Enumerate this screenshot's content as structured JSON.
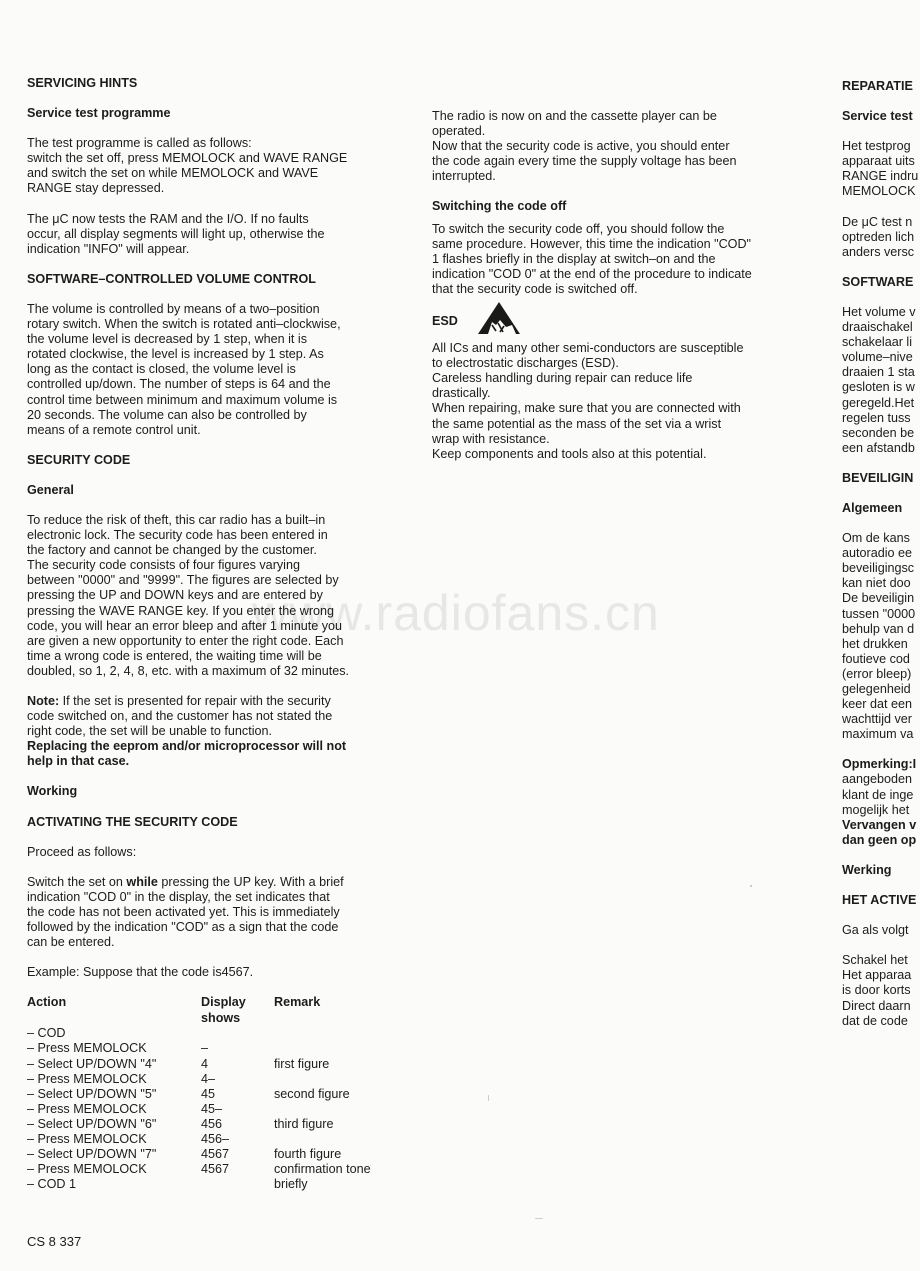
{
  "left_column": {
    "title": "SERVICING HINTS",
    "service_test": {
      "heading": "Service test programme",
      "para1": [
        "The test programme is called as follows:",
        "switch the set off, press MEMOLOCK and WAVE RANGE",
        "and switch the set on while MEMOLOCK and WAVE",
        "RANGE stay depressed."
      ],
      "para2": [
        "The μC now tests the RAM and the I/O. If no faults",
        "occur, all display segments will light up, otherwise the",
        "indication \"INFO\" will appear."
      ]
    },
    "volume": {
      "heading": "SOFTWARE–CONTROLLED VOLUME CONTROL",
      "para": [
        "The volume is controlled by means of a two–position",
        "rotary switch. When the switch is rotated anti–clockwise,",
        "the volume level is decreased by 1 step, when it is",
        "rotated clockwise, the level is increased by 1 step. As",
        "long as the contact is closed, the volume level is",
        "controlled up/down. The number of steps is 64 and the",
        "control time between minimum and maximum volume is",
        "20 seconds. The volume can also be controlled by",
        "means of a remote control unit."
      ]
    },
    "security": {
      "heading": "SECURITY CODE",
      "general_heading": "General",
      "general_para": [
        "To reduce the risk of theft, this car radio has a built–in",
        "electronic lock. The security code has been entered in",
        "the factory and cannot be changed by the customer.",
        "The security code consists of four figures varying",
        "between \"0000\" and \"9999\". The figures are selected by",
        "pressing the UP and DOWN keys and are entered by",
        "pressing the WAVE RANGE key. If you enter the wrong",
        "code, you will hear an error bleep and after 1 minute you",
        "are given a new opportunity to enter the right code. Each",
        "time a wrong code is entered, the waiting time will be",
        "doubled, so 1, 2, 4, 8, etc. with a maximum of 32 minutes."
      ],
      "note_label": "Note:",
      "note_lines": [
        " If the set is presented for repair with the security",
        "code switched on, and the customer has not stated the",
        "right code, the set will be unable to function."
      ],
      "note_bold_lines": [
        "Replacing the eeprom and/or microprocessor will not",
        "help in that case."
      ],
      "working_heading": "Working",
      "activating_heading": "ACTIVATING THE SECURITY CODE",
      "proceed": "Proceed as follows:",
      "switch_on_pre": "Switch the set on ",
      "switch_on_bold": "while",
      "switch_on_post": " pressing the UP key. With a brief",
      "switch_on_rest": [
        "indication \"COD 0\" in the display, the set indicates that",
        "the code has not been activated yet. This is immediately",
        "followed by the indication \"COD\" as a sign that the code",
        "can be entered."
      ],
      "example": "Example: Suppose that the code is4567."
    },
    "table": {
      "headers": {
        "action": "Action",
        "display": "Display shows",
        "remark": "Remark"
      },
      "rows": [
        {
          "action": "– COD",
          "display": "",
          "remark": ""
        },
        {
          "action": "– Press MEMOLOCK",
          "display": "–",
          "remark": ""
        },
        {
          "action": "– Select UP/DOWN \"4\"",
          "display": "4",
          "remark": "first figure"
        },
        {
          "action": "– Press MEMOLOCK",
          "display": "4–",
          "remark": ""
        },
        {
          "action": "– Select UP/DOWN \"5\"",
          "display": "45",
          "remark": "second figure"
        },
        {
          "action": "– Press MEMOLOCK",
          "display": "45–",
          "remark": ""
        },
        {
          "action": "– Select UP/DOWN \"6\"",
          "display": "456",
          "remark": "third figure"
        },
        {
          "action": "– Press MEMOLOCK",
          "display": "456–",
          "remark": ""
        },
        {
          "action": "– Select UP/DOWN \"7\"",
          "display": "4567",
          "remark": "fourth figure"
        },
        {
          "action": "– Press MEMOLOCK",
          "display": "4567",
          "remark": "confirmation tone"
        },
        {
          "action": "– COD 1",
          "display": "",
          "remark": "briefly"
        }
      ]
    }
  },
  "middle_column": {
    "radio_on": [
      "The radio is now on and the cassette player can be",
      "operated.",
      "Now that the security code is active, you should enter",
      "the code again every time the supply voltage has been",
      "interrupted."
    ],
    "switching_off_heading": "Switching the code off",
    "switching_off_para": [
      "To switch the security code off, you should follow the",
      "same procedure. However, this time the indication \"COD\"",
      "1 flashes briefly in the display at switch–on and the",
      "indication \"COD 0\" at the end of the procedure to indicate",
      "that the security code is switched off."
    ],
    "esd_heading": "ESD",
    "esd_icon": "esd-warning-icon",
    "esd_para": [
      "All ICs and many other semi-conductors are susceptible",
      "to electrostatic discharges (ESD).",
      "Careless handling during repair can reduce life",
      "drastically.",
      "When repairing, make sure that you are connected with",
      "the same potential as the mass of the set via a wrist",
      "wrap with resistance.",
      "Keep components and tools also at this potential."
    ]
  },
  "right_column": {
    "title": "REPARATIE",
    "service_heading": "Service test",
    "para1": [
      "Het testprog",
      "apparaat uits",
      "RANGE indru",
      "MEMOLOCK"
    ],
    "para2": [
      "De μC test n",
      "optreden lich",
      "anders versc"
    ],
    "software_heading": "SOFTWARE",
    "volume_para": [
      "Het volume v",
      "draaischakel",
      "schakelaar li",
      "volume–nive",
      "draaien 1 sta",
      "gesloten is w",
      "geregeld.Het",
      "regelen tuss",
      "seconden be",
      "een afstandb"
    ],
    "beveiliging_heading": "BEVEILIGIN",
    "algemeen_heading": "Algemeen",
    "algemeen_para": [
      "Om de kans",
      "autoradio ee",
      "beveiligingsc",
      "kan niet doo",
      "De beveiligin",
      "tussen \"0000",
      "behulp van d",
      "het drukken",
      "foutieve cod",
      "(error bleep)",
      "gelegenheid",
      "keer dat een",
      "wachttijd ver",
      "maximum va"
    ],
    "opmerking_bold": "Opmerking:I",
    "opmerking_lines": [
      "aangeboden",
      "klant de inge",
      "mogelijk het"
    ],
    "opmerking_bold_lines": [
      "Vervangen v",
      "dan geen op"
    ],
    "werking_heading": "Werking",
    "activeren_heading": "HET ACTIVE",
    "ga_als": "Ga als volgt",
    "schakel_para": [
      "Schakel het",
      "Het apparaa",
      "is door korts",
      "Direct daarn",
      "dat de code"
    ]
  },
  "footer": {
    "doc_code": "CS 8 337"
  },
  "watermark": "www.radiofans.cn"
}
--------
- Problem
Restate the data above word for word. Do not include the images.

- Complete output
Enumerate this screenshot's content as structured JSON.
{
  "left_column": {
    "title": "SERVICING HINTS",
    "service_test": {
      "heading": "Service test programme",
      "para1": [
        "The test programme is called as follows:",
        "switch the set off, press MEMOLOCK and WAVE RANGE",
        "and switch the set on while MEMOLOCK and WAVE",
        "RANGE stay depressed."
      ],
      "para2": [
        "The μC now tests the RAM and the I/O. If no faults",
        "occur, all display segments will light up, otherwise the",
        "indication \"INFO\" will appear."
      ]
    },
    "volume": {
      "heading": "SOFTWARE–CONTROLLED VOLUME CONTROL",
      "para": [
        "The volume is controlled by means of a two–position",
        "rotary switch. When the switch is rotated anti–clockwise,",
        "the volume level is decreased by 1 step, when it is",
        "rotated clockwise, the level is increased by 1 step. As",
        "long as the contact is closed, the volume level is",
        "controlled up/down. The number of steps is 64 and the",
        "control time between minimum and maximum volume is",
        "20 seconds. The volume can also be controlled by",
        "means of a remote control unit."
      ]
    },
    "security": {
      "heading": "SECURITY CODE",
      "general_heading": "General",
      "general_para": [
        "To reduce the risk of theft, this car radio has a built–in",
        "electronic lock. The security code has been entered in",
        "the factory and cannot be changed by the customer.",
        "The security code consists of four figures varying",
        "between \"0000\" and \"9999\". The figures are selected by",
        "pressing the UP and DOWN keys and are entered by",
        "pressing the WAVE RANGE key. If you enter the wrong",
        "code, you will hear an error bleep and after 1 minute you",
        "are given a new opportunity to enter the right code. Each",
        "time a wrong code is entered, the waiting time will be",
        "doubled, so 1, 2, 4, 8, etc. with a maximum of 32 minutes."
      ],
      "note_label": "Note:",
      "note_lines": [
        " If the set is presented for repair with the security",
        "code switched on, and the customer has not stated the",
        "right code, the set will be unable to function."
      ],
      "note_bold_lines": [
        "Replacing the eeprom and/or microprocessor will not",
        "help in that case."
      ],
      "working_heading": "Working",
      "activating_heading": "ACTIVATING THE SECURITY CODE",
      "proceed": "Proceed as follows:",
      "switch_on_pre": "Switch the set on ",
      "switch_on_bold": "while",
      "switch_on_post": " pressing the UP key. With a brief",
      "switch_on_rest": [
        "indication \"COD 0\" in the display, the set indicates that",
        "the code has not been activated yet. This is immediately",
        "followed by the indication \"COD\" as a sign that the code",
        "can be entered."
      ],
      "example": "Example: Suppose that the code is4567."
    },
    "table": {
      "headers": {
        "action": "Action",
        "display": "Display shows",
        "remark": "Remark"
      },
      "rows": [
        {
          "action": "– COD",
          "display": "",
          "remark": ""
        },
        {
          "action": "– Press MEMOLOCK",
          "display": "–",
          "remark": ""
        },
        {
          "action": "– Select UP/DOWN \"4\"",
          "display": "4",
          "remark": "first figure"
        },
        {
          "action": "– Press MEMOLOCK",
          "display": "4–",
          "remark": ""
        },
        {
          "action": "– Select UP/DOWN \"5\"",
          "display": "45",
          "remark": "second figure"
        },
        {
          "action": "– Press MEMOLOCK",
          "display": "45–",
          "remark": ""
        },
        {
          "action": "– Select UP/DOWN \"6\"",
          "display": "456",
          "remark": "third figure"
        },
        {
          "action": "– Press MEMOLOCK",
          "display": "456–",
          "remark": ""
        },
        {
          "action": "– Select UP/DOWN \"7\"",
          "display": "4567",
          "remark": "fourth figure"
        },
        {
          "action": "– Press MEMOLOCK",
          "display": "4567",
          "remark": "confirmation tone"
        },
        {
          "action": "– COD 1",
          "display": "",
          "remark": "briefly"
        }
      ]
    }
  },
  "middle_column": {
    "radio_on": [
      "The radio is now on and the cassette player can be",
      "operated.",
      "Now that the security code is active, you should enter",
      "the code again every time the supply voltage has been",
      "interrupted."
    ],
    "switching_off_heading": "Switching the code off",
    "switching_off_para": [
      "To switch the security code off, you should follow the",
      "same procedure. However, this time the indication \"COD\"",
      "1 flashes briefly in the display at switch–on and the",
      "indication \"COD 0\" at the end of the procedure to indicate",
      "that the security code is switched off."
    ],
    "esd_heading": "ESD",
    "esd_icon": "esd-warning-icon",
    "esd_para": [
      "All ICs and many other semi-conductors are susceptible",
      "to electrostatic discharges (ESD).",
      "Careless handling during repair can reduce life",
      "drastically.",
      "When repairing, make sure that you are connected with",
      "the same potential as the mass of the set via a wrist",
      "wrap with resistance.",
      "Keep components and tools also at this potential."
    ]
  },
  "right_column": {
    "title": "REPARATIE",
    "service_heading": "Service test",
    "para1": [
      "Het testprog",
      "apparaat uits",
      "RANGE indru",
      "MEMOLOCK"
    ],
    "para2": [
      "De μC test n",
      "optreden lich",
      "anders versc"
    ],
    "software_heading": "SOFTWARE",
    "volume_para": [
      "Het volume v",
      "draaischakel",
      "schakelaar li",
      "volume–nive",
      "draaien 1 sta",
      "gesloten is w",
      "geregeld.Het",
      "regelen tuss",
      "seconden be",
      "een afstandb"
    ],
    "beveiliging_heading": "BEVEILIGIN",
    "algemeen_heading": "Algemeen",
    "algemeen_para": [
      "Om de kans",
      "autoradio ee",
      "beveiligingsc",
      "kan niet doo",
      "De beveiligin",
      "tussen \"0000",
      "behulp van d",
      "het drukken",
      "foutieve cod",
      "(error bleep)",
      "gelegenheid",
      "keer dat een",
      "wachttijd ver",
      "maximum va"
    ],
    "opmerking_bold": "Opmerking:I",
    "opmerking_lines": [
      "aangeboden",
      "klant de inge",
      "mogelijk het"
    ],
    "opmerking_bold_lines": [
      "Vervangen v",
      "dan geen op"
    ],
    "werking_heading": "Werking",
    "activeren_heading": "HET ACTIVE",
    "ga_als": "Ga als volgt",
    "schakel_para": [
      "Schakel het",
      "Het apparaa",
      "is door korts",
      "Direct daarn",
      "dat de code"
    ]
  },
  "footer": {
    "doc_code": "CS 8 337"
  },
  "watermark": "www.radiofans.cn"
}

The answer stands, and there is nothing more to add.